_TASK BRIEF_: Identify every line in the records below that contains the word "Replicar", and reproduce each one.

· · · · ·

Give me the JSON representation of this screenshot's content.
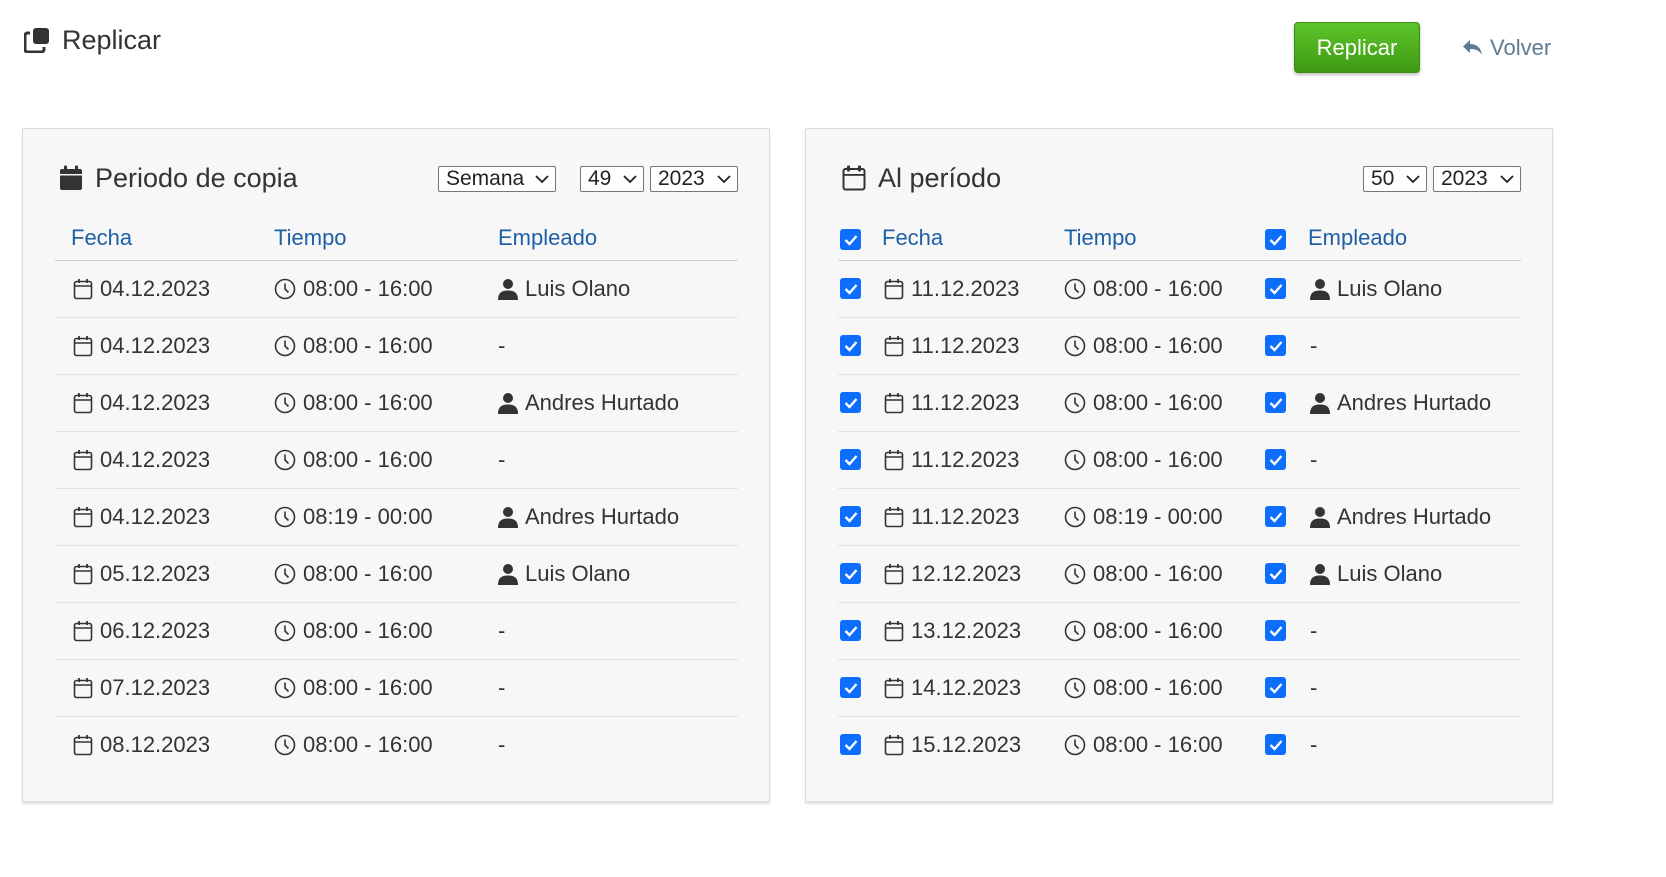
{
  "header": {
    "title": "Replicar",
    "icon": "copy-icon"
  },
  "actions": {
    "replicar_label": "Replicar",
    "volver_label": "Volver"
  },
  "colors": {
    "accent_green": "#4fb01e",
    "link_blue": "#1f5fa6",
    "checkbox_blue": "#0d6efd",
    "volver_gray": "#5f7a92"
  },
  "source": {
    "title": "Periodo de copia",
    "period_type": "Semana",
    "week": "49",
    "year": "2023",
    "columns": {
      "date": "Fecha",
      "time": "Tiempo",
      "employee": "Empleado"
    },
    "rows": [
      {
        "date": "04.12.2023",
        "time": "08:00 - 16:00",
        "employee": "Luis Olano"
      },
      {
        "date": "04.12.2023",
        "time": "08:00 - 16:00",
        "employee": "-"
      },
      {
        "date": "04.12.2023",
        "time": "08:00 - 16:00",
        "employee": "Andres Hurtado"
      },
      {
        "date": "04.12.2023",
        "time": "08:00 - 16:00",
        "employee": "-"
      },
      {
        "date": "04.12.2023",
        "time": "08:19 - 00:00",
        "employee": "Andres Hurtado"
      },
      {
        "date": "05.12.2023",
        "time": "08:00 - 16:00",
        "employee": "Luis Olano"
      },
      {
        "date": "06.12.2023",
        "time": "08:00 - 16:00",
        "employee": "-"
      },
      {
        "date": "07.12.2023",
        "time": "08:00 - 16:00",
        "employee": "-"
      },
      {
        "date": "08.12.2023",
        "time": "08:00 - 16:00",
        "employee": "-"
      }
    ]
  },
  "target": {
    "title": "Al período",
    "week": "50",
    "year": "2023",
    "columns": {
      "date": "Fecha",
      "time": "Tiempo",
      "employee": "Empleado"
    },
    "select_all_dates": true,
    "select_all_employees": true,
    "rows": [
      {
        "date": "11.12.2023",
        "time": "08:00 - 16:00",
        "employee": "Luis Olano",
        "date_checked": true,
        "employee_checked": true
      },
      {
        "date": "11.12.2023",
        "time": "08:00 - 16:00",
        "employee": "-",
        "date_checked": true,
        "employee_checked": true
      },
      {
        "date": "11.12.2023",
        "time": "08:00 - 16:00",
        "employee": "Andres Hurtado",
        "date_checked": true,
        "employee_checked": true
      },
      {
        "date": "11.12.2023",
        "time": "08:00 - 16:00",
        "employee": "-",
        "date_checked": true,
        "employee_checked": true
      },
      {
        "date": "11.12.2023",
        "time": "08:19 - 00:00",
        "employee": "Andres Hurtado",
        "date_checked": true,
        "employee_checked": true
      },
      {
        "date": "12.12.2023",
        "time": "08:00 - 16:00",
        "employee": "Luis Olano",
        "date_checked": true,
        "employee_checked": true
      },
      {
        "date": "13.12.2023",
        "time": "08:00 - 16:00",
        "employee": "-",
        "date_checked": true,
        "employee_checked": true
      },
      {
        "date": "14.12.2023",
        "time": "08:00 - 16:00",
        "employee": "-",
        "date_checked": true,
        "employee_checked": true
      },
      {
        "date": "15.12.2023",
        "time": "08:00 - 16:00",
        "employee": "-",
        "date_checked": true,
        "employee_checked": true
      }
    ]
  }
}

· · · · ·

_FINISHED TASK_:
    "title": "Replicar",
    "replicar_label": "Replicar",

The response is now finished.